▸ PROBLEM STATEMENT
Your output should contain every record, unchanged.

[Start of section]

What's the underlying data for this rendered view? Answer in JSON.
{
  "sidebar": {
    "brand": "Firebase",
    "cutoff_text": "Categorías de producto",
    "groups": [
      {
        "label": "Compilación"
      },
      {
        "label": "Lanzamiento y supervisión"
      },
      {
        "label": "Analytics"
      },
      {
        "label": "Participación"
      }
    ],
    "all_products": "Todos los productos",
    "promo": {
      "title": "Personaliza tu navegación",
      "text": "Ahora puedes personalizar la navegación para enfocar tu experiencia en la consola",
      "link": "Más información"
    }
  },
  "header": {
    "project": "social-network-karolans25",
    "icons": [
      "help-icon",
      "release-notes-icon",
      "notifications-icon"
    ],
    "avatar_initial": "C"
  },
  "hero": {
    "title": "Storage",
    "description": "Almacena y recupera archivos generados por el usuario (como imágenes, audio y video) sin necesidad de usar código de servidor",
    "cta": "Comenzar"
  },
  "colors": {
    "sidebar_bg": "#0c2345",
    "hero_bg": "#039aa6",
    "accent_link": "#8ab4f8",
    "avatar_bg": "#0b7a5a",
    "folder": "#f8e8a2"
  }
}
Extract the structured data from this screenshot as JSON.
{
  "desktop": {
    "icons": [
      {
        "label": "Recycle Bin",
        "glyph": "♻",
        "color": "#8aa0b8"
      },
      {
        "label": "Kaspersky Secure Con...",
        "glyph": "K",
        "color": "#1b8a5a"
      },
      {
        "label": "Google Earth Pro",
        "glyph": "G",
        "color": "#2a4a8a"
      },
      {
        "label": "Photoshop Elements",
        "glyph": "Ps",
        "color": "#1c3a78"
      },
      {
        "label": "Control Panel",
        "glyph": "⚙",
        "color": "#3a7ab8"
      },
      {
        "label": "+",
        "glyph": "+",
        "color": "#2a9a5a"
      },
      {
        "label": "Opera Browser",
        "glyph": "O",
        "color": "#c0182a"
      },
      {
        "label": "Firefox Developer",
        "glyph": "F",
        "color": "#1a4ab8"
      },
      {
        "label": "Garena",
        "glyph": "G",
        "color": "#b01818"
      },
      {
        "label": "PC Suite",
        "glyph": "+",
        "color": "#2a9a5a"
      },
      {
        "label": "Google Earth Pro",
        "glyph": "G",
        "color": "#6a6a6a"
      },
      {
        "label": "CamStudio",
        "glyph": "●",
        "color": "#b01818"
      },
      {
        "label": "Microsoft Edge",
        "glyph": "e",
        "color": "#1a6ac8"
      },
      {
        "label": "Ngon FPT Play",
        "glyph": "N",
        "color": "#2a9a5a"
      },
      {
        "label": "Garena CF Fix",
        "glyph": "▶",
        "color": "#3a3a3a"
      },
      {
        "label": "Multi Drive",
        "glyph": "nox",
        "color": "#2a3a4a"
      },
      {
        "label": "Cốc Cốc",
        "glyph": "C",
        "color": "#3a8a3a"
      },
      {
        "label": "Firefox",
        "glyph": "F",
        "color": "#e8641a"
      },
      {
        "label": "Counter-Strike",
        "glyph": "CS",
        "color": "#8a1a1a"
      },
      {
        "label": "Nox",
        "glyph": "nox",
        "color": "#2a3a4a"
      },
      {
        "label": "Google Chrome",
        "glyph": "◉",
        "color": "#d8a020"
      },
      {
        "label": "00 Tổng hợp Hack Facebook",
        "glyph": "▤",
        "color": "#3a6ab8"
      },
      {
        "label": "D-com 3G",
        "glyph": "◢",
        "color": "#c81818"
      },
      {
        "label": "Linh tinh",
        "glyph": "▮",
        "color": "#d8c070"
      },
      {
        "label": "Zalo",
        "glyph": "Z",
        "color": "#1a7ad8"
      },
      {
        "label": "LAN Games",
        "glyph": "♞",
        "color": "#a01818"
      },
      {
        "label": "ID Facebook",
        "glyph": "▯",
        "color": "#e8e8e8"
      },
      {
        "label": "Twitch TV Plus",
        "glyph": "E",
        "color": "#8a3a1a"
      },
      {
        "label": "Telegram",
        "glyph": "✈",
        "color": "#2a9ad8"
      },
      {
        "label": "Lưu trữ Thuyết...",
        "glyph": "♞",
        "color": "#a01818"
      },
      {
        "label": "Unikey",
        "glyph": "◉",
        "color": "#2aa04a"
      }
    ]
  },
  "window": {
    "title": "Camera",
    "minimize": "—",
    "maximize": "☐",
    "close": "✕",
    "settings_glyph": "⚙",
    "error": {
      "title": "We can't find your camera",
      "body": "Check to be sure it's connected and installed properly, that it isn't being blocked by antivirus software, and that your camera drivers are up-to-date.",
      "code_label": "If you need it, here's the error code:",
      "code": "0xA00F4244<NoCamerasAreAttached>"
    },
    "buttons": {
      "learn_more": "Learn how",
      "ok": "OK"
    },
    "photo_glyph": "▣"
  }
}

[End of section]

▸ RESULT OF THIS EXERCISE
What's the underlying data for this rendered view? Answer in JSON.
{
  "sidebar": {
    "brand": "Firebase",
    "cutoff_text": "Categorías de producto",
    "groups": [
      {
        "label": "Compilación"
      },
      {
        "label": "Lanzamiento y supervisión"
      },
      {
        "label": "Analytics"
      },
      {
        "label": "Participación"
      }
    ],
    "all_products": "Todos los productos",
    "promo": {
      "title": "Personaliza tu navegación",
      "text": "Ahora puedes personalizar la navegación para enfocar tu experiencia en la consola",
      "link": "Más información"
    }
  },
  "header": {
    "project": "social-network-karolans25",
    "icons": [
      "help-icon",
      "release-notes-icon",
      "notifications-icon"
    ],
    "avatar_initial": "C"
  },
  "hero": {
    "title": "Storage",
    "description": "Almacena y recupera archivos generados por el usuario (como imágenes, audio y video) sin necesidad de usar código de servidor",
    "cta": "Comenzar"
  },
  "colors": {
    "sidebar_bg": "#0c2345",
    "hero_bg": "#039aa6",
    "accent_link": "#8ab4f8",
    "avatar_bg": "#0b7a5a",
    "folder": "#f8e8a2"
  }
}
Extract the structured data from this screenshot as JSON.
{
  "desktop": {
    "icons": [
      {
        "label": "Recycle Bin",
        "glyph": "♻",
        "color": "#8aa0b8"
      },
      {
        "label": "Kaspersky Secure Con...",
        "glyph": "K",
        "color": "#1b8a5a"
      },
      {
        "label": "Google Earth Pro",
        "glyph": "G",
        "color": "#2a4a8a"
      },
      {
        "label": "Photoshop Elements",
        "glyph": "Ps",
        "color": "#1c3a78"
      },
      {
        "label": "Control Panel",
        "glyph": "⚙",
        "color": "#3a7ab8"
      },
      {
        "label": "+",
        "glyph": "+",
        "color": "#2a9a5a"
      },
      {
        "label": "Opera Browser",
        "glyph": "O",
        "color": "#c0182a"
      },
      {
        "label": "Firefox Developer",
        "glyph": "F",
        "color": "#1a4ab8"
      },
      {
        "label": "Garena",
        "glyph": "G",
        "color": "#b01818"
      },
      {
        "label": "PC Suite",
        "glyph": "+",
        "color": "#2a9a5a"
      },
      {
        "label": "Google Earth Pro",
        "glyph": "G",
        "color": "#6a6a6a"
      },
      {
        "label": "CamStudio",
        "glyph": "●",
        "color": "#b01818"
      },
      {
        "label": "Microsoft Edge",
        "glyph": "e",
        "color": "#1a6ac8"
      },
      {
        "label": "Ngon FPT Play",
        "glyph": "N",
        "color": "#2a9a5a"
      },
      {
        "label": "Garena CF Fix",
        "glyph": "▶",
        "color": "#3a3a3a"
      },
      {
        "label": "Multi Drive",
        "glyph": "nox",
        "color": "#2a3a4a"
      },
      {
        "label": "Cốc Cốc",
        "glyph": "C",
        "color": "#3a8a3a"
      },
      {
        "label": "Firefox",
        "glyph": "F",
        "color": "#e8641a"
      },
      {
        "label": "Counter-Strike",
        "glyph": "CS",
        "color": "#8a1a1a"
      },
      {
        "label": "Nox",
        "glyph": "nox",
        "color": "#2a3a4a"
      },
      {
        "label": "Google Chrome",
        "glyph": "◉",
        "color": "#d8a020"
      },
      {
        "label": "00 Tổng hợp Hack Facebook",
        "glyph": "▤",
        "color": "#3a6ab8"
      },
      {
        "label": "D-com 3G",
        "glyph": "◢",
        "color": "#c81818"
      },
      {
        "label": "Linh tinh",
        "glyph": "▮",
        "color": "#d8c070"
      },
      {
        "label": "Zalo",
        "glyph": "Z",
        "color": "#1a7ad8"
      },
      {
        "label": "LAN Games",
        "glyph": "♞",
        "color": "#a01818"
      },
      {
        "label": "ID Facebook",
        "glyph": "▯",
        "color": "#e8e8e8"
      },
      {
        "label": "Twitch TV Plus",
        "glyph": "E",
        "color": "#8a3a1a"
      },
      {
        "label": "Telegram",
        "glyph": "✈",
        "color": "#2a9ad8"
      },
      {
        "label": "Lưu trữ Thuyết...",
        "glyph": "♞",
        "color": "#a01818"
      },
      {
        "label": "Unikey",
        "glyph": "◉",
        "color": "#2aa04a"
      }
    ]
  },
  "window": {
    "title": "Camera",
    "minimize": "—",
    "maximize": "☐",
    "close": "✕",
    "settings_glyph": "⚙",
    "error": {
      "title": "We can't find your camera",
      "body": "Check to be sure it's connected and installed properly, that it isn't being blocked by antivirus software, and that your camera drivers are up-to-date.",
      "code_label": "If you need it, here's the error code:",
      "code": "0xA00F4244<NoCamerasAreAttached>"
    },
    "buttons": {
      "learn_more": "Learn how",
      "ok": "OK"
    },
    "photo_glyph": "▣"
  }
}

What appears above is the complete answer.